#### Given instruction
Identify every line in the records below that contains the word "equation", and reproduce each one.

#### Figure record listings
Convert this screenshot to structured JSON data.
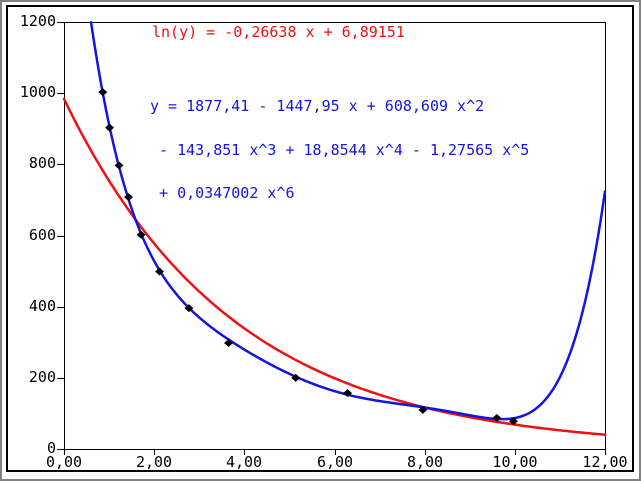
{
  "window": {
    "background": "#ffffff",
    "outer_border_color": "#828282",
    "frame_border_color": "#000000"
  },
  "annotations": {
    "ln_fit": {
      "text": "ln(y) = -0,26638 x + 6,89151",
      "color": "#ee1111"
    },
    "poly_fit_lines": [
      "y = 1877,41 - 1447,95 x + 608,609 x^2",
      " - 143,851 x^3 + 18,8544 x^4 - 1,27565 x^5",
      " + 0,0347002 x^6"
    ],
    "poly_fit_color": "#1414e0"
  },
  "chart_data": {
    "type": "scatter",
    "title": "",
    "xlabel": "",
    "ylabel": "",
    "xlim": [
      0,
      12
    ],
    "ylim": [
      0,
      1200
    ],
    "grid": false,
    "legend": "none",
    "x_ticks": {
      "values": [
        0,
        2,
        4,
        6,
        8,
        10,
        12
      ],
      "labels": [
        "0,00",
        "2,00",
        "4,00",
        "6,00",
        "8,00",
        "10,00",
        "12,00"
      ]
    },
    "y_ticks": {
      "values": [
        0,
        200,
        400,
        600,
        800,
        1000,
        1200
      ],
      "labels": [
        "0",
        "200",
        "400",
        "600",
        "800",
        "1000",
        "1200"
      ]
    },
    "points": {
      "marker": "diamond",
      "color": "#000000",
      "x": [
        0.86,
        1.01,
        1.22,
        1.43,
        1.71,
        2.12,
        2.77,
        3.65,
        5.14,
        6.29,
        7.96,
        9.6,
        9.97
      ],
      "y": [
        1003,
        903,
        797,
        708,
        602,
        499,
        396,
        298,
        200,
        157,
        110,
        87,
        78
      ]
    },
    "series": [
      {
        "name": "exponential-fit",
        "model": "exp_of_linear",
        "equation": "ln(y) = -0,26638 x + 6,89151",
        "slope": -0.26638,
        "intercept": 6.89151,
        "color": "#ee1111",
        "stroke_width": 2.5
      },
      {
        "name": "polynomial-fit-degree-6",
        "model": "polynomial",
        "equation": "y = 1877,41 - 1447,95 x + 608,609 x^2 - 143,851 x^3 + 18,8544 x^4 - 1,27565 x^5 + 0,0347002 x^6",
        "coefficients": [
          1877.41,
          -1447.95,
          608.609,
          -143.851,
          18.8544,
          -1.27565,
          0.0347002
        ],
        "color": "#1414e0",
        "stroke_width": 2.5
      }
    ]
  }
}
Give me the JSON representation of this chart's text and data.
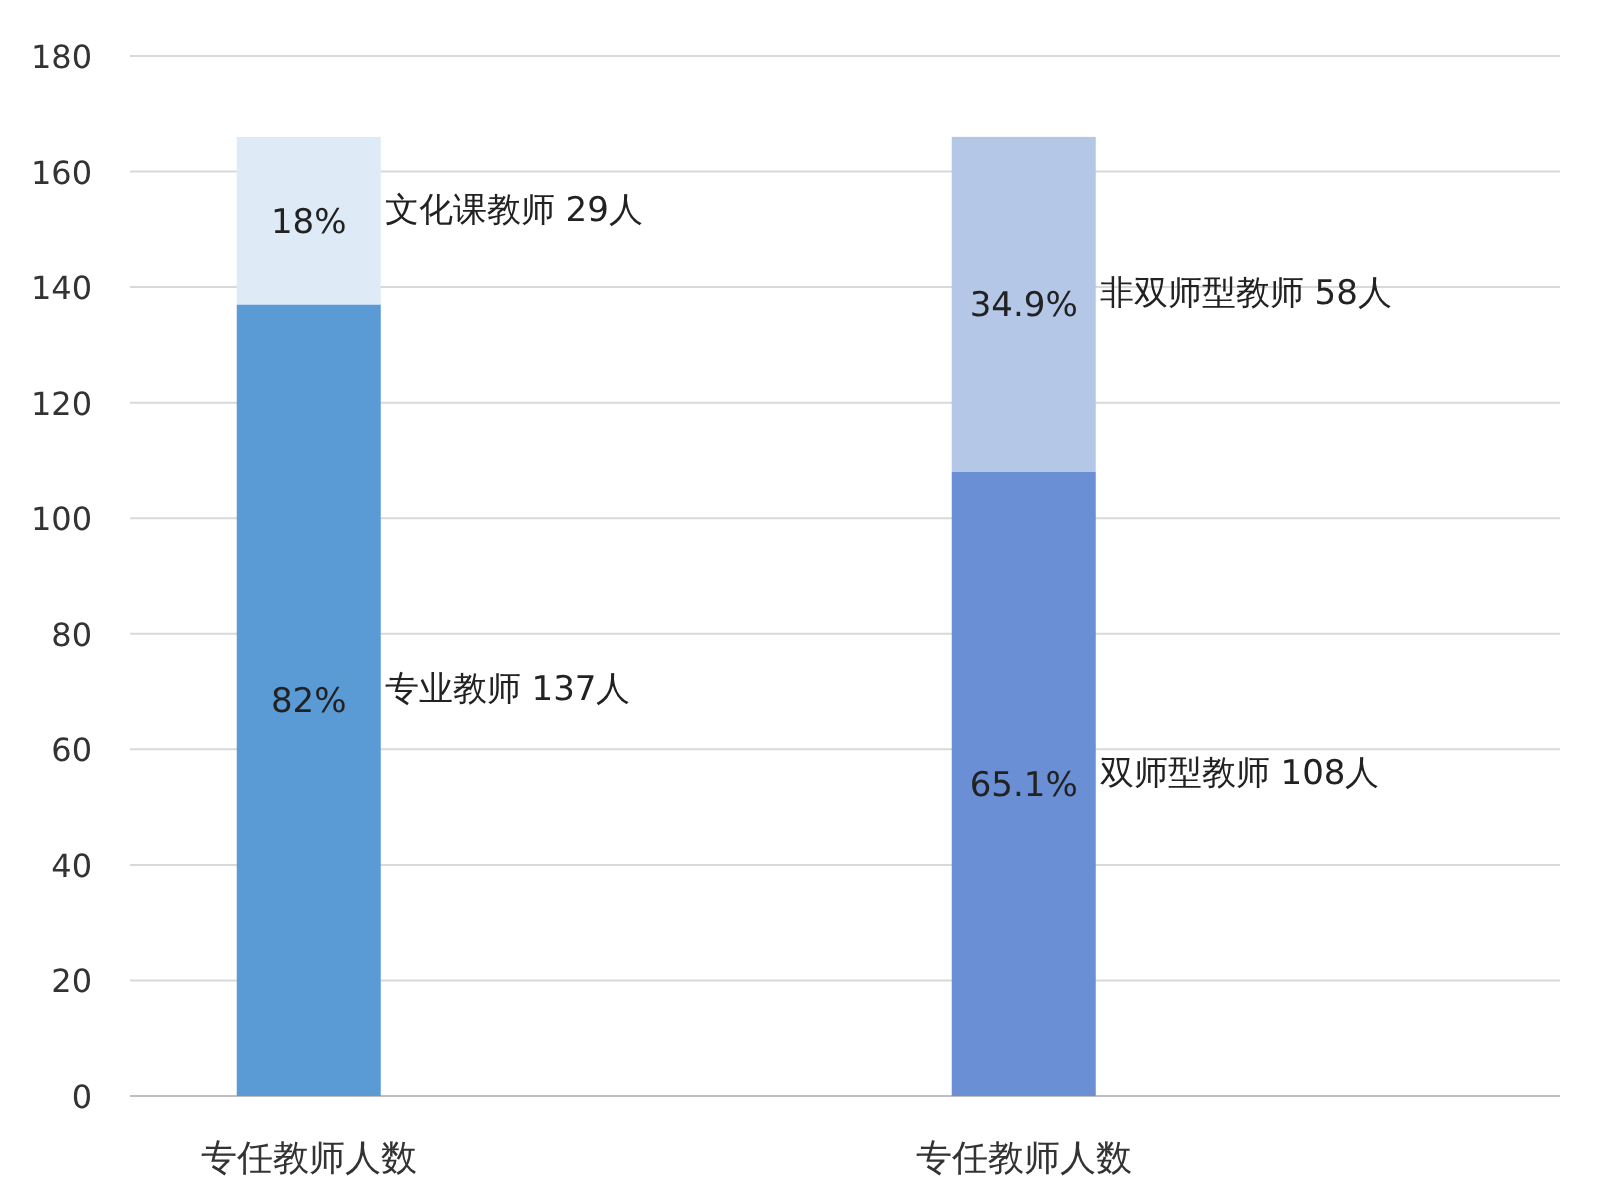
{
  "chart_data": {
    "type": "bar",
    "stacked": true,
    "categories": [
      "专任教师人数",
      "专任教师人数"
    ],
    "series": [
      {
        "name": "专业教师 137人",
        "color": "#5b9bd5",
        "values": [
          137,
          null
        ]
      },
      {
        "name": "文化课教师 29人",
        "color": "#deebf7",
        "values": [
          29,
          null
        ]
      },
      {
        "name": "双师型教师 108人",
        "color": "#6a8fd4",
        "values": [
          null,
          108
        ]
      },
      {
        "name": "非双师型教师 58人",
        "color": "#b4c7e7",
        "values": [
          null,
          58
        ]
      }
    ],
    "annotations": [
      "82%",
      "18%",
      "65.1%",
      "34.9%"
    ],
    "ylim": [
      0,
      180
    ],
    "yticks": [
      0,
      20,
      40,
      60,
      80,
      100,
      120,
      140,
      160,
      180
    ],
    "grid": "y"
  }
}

#### Task answer
        "equation": "ln(y) = -0,26638 x + 6,89151",
        "equation": "y = 1877,41 - 1447,95 x + 608,609 x^2 - 143,851 x^3 + 18,8544 x^4 - 1,27565 x^5 + 0,0347002 x^6",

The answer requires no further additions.